::: Data excerpts :::

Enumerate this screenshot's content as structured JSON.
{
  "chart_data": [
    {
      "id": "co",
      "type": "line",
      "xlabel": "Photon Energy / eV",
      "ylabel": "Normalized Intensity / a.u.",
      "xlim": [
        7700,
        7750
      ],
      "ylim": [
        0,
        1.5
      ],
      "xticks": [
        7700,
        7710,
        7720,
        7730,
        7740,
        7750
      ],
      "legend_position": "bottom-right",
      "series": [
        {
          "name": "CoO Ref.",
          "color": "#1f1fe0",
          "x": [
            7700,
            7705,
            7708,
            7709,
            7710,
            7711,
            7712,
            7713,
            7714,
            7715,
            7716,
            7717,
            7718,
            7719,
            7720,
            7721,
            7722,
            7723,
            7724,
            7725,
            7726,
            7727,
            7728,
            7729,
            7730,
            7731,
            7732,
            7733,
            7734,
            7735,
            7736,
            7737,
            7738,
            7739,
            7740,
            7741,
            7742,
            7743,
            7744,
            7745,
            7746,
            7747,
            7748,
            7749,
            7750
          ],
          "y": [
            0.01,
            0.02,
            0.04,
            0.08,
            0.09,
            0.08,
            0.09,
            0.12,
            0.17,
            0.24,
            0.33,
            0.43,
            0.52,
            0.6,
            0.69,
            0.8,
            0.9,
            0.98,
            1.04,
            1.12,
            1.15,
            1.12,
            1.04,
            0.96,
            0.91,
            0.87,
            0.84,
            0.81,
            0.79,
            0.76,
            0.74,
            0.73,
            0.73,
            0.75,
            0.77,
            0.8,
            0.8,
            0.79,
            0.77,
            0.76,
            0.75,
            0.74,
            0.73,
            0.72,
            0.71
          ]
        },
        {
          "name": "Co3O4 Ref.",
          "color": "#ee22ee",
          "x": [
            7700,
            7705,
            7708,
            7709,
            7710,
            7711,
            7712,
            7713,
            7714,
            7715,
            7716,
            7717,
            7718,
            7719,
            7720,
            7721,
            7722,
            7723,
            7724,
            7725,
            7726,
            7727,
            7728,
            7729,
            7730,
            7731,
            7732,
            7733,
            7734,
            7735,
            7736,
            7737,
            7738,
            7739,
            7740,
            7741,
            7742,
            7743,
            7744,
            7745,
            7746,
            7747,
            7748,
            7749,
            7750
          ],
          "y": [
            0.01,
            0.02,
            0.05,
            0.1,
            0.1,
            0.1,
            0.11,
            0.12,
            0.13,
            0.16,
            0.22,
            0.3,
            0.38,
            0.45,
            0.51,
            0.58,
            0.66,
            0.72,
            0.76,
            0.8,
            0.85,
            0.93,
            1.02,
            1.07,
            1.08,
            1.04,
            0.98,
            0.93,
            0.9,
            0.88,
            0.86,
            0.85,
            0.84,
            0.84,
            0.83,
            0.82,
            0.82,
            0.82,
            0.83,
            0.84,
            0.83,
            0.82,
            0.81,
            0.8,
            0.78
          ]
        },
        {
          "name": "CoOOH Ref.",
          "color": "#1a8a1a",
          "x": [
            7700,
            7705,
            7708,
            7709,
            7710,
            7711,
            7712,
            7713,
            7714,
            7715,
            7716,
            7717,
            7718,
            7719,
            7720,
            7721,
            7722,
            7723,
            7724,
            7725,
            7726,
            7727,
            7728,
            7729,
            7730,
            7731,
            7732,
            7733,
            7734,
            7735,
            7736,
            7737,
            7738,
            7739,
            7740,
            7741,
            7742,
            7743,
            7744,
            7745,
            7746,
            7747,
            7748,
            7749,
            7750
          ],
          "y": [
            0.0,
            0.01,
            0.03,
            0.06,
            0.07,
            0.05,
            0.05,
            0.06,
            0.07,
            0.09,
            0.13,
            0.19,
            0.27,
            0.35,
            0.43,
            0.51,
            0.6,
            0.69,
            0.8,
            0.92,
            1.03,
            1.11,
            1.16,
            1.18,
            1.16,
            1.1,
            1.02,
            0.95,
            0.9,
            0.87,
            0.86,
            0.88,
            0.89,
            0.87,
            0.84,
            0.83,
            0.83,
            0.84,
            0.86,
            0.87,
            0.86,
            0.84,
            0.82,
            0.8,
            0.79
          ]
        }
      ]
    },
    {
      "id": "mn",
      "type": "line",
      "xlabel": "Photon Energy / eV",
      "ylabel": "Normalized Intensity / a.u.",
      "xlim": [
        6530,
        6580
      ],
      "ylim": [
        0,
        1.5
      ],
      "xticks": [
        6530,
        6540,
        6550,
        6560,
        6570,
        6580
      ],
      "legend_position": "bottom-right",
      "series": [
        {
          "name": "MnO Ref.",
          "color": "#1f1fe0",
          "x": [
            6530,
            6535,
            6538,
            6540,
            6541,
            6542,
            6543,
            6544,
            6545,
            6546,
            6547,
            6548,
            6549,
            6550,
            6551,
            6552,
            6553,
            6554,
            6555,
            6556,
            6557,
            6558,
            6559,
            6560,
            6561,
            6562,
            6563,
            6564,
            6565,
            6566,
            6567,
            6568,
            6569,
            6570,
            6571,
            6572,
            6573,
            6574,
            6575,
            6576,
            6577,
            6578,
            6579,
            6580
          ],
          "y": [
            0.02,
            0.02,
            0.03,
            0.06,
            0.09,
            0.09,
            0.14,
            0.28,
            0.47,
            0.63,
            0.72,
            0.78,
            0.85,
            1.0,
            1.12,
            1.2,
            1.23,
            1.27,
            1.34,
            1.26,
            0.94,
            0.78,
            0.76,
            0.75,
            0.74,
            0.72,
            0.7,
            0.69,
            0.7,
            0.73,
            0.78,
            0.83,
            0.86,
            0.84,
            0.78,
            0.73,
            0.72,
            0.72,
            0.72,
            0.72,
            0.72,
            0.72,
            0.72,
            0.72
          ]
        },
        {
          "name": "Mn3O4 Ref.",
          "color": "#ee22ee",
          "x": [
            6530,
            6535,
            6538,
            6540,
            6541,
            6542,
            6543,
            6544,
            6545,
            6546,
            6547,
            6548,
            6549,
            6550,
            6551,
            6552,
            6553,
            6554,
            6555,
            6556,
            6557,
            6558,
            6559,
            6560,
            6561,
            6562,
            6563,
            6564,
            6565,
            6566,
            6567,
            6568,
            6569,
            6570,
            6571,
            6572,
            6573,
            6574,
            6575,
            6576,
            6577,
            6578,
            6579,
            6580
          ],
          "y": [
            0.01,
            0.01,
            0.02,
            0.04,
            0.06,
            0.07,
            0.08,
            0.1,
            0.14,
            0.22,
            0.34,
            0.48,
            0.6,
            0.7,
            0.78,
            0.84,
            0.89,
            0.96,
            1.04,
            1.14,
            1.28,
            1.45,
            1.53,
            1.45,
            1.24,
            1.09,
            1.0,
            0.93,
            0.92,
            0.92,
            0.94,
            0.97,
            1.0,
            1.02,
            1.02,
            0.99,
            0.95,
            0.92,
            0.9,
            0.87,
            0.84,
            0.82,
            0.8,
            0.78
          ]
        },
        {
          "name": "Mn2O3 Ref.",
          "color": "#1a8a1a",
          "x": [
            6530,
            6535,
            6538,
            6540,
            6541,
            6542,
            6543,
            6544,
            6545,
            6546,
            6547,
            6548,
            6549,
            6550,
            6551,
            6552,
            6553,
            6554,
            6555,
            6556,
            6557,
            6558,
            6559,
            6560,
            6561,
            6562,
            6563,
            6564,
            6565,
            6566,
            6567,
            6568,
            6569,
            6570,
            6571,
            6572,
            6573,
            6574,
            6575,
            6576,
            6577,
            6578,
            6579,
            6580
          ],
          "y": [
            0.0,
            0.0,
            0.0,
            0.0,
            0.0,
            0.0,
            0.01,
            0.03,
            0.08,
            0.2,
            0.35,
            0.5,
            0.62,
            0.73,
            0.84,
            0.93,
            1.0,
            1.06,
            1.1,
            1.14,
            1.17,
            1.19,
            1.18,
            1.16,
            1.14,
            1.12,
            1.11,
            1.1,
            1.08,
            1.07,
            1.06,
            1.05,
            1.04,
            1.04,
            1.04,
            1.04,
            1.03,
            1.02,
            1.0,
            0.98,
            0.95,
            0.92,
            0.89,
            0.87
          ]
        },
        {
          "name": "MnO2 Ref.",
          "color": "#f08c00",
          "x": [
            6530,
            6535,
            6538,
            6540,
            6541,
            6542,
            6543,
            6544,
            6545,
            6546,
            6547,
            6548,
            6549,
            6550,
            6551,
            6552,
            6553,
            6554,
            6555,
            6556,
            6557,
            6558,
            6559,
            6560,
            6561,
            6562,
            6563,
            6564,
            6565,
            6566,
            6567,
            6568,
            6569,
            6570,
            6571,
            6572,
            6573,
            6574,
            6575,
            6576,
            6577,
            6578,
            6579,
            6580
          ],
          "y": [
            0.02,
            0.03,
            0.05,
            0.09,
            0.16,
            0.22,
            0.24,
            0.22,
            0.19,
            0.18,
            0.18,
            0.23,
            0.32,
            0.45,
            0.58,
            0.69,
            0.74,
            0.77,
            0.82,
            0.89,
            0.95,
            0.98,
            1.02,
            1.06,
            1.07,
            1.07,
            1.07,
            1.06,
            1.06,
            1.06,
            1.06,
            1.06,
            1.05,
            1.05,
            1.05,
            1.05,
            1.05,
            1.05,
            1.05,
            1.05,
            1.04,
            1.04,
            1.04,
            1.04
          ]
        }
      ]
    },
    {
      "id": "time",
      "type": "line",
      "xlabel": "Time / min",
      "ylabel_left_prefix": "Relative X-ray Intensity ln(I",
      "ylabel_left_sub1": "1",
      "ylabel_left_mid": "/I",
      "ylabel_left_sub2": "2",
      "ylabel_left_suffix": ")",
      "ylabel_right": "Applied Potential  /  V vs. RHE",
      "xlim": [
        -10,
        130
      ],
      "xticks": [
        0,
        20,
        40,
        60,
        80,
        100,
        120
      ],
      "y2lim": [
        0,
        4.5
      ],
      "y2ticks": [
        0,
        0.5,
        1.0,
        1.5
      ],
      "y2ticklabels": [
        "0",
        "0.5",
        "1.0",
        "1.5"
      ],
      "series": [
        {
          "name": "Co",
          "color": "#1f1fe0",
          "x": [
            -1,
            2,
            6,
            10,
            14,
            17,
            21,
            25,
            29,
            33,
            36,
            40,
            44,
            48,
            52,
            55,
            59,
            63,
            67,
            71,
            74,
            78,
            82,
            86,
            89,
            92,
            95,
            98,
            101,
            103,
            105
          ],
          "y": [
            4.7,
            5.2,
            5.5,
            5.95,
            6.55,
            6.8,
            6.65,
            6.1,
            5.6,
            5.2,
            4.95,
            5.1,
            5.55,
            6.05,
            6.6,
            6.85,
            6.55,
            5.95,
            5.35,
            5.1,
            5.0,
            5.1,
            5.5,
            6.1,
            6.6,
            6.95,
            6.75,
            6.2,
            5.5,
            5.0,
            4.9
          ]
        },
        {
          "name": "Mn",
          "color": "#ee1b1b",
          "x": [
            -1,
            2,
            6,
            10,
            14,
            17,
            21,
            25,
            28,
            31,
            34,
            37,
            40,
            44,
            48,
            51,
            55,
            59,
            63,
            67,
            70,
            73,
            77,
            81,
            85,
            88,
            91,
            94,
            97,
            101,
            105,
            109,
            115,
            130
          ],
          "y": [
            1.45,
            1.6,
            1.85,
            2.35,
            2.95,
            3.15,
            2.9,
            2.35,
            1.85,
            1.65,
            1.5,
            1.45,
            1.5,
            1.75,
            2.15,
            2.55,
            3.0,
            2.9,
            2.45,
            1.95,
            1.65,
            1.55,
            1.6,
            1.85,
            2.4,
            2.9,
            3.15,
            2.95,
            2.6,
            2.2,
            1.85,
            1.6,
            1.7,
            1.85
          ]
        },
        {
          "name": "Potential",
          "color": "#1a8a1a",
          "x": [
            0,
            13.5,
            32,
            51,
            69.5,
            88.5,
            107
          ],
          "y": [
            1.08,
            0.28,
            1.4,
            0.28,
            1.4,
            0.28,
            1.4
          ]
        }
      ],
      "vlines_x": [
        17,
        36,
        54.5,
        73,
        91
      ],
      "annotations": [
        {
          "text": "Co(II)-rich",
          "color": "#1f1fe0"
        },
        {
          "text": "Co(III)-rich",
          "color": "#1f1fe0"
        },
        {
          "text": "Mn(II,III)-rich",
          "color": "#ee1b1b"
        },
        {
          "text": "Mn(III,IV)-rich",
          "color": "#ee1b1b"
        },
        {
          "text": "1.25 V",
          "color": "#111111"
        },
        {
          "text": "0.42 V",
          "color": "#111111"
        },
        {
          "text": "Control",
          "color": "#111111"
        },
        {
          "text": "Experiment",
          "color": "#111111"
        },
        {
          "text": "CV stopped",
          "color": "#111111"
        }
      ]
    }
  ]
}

:::

• **Given instruction**: Above are the records; copy every line in them that holds the word "rich".

• **Answer to this problem**:
          "text": "Co(II)-rich",
          "text": "Co(III)-rich",
          "text": "Mn(II,III)-rich",
          "text": "Mn(III,IV)-rich",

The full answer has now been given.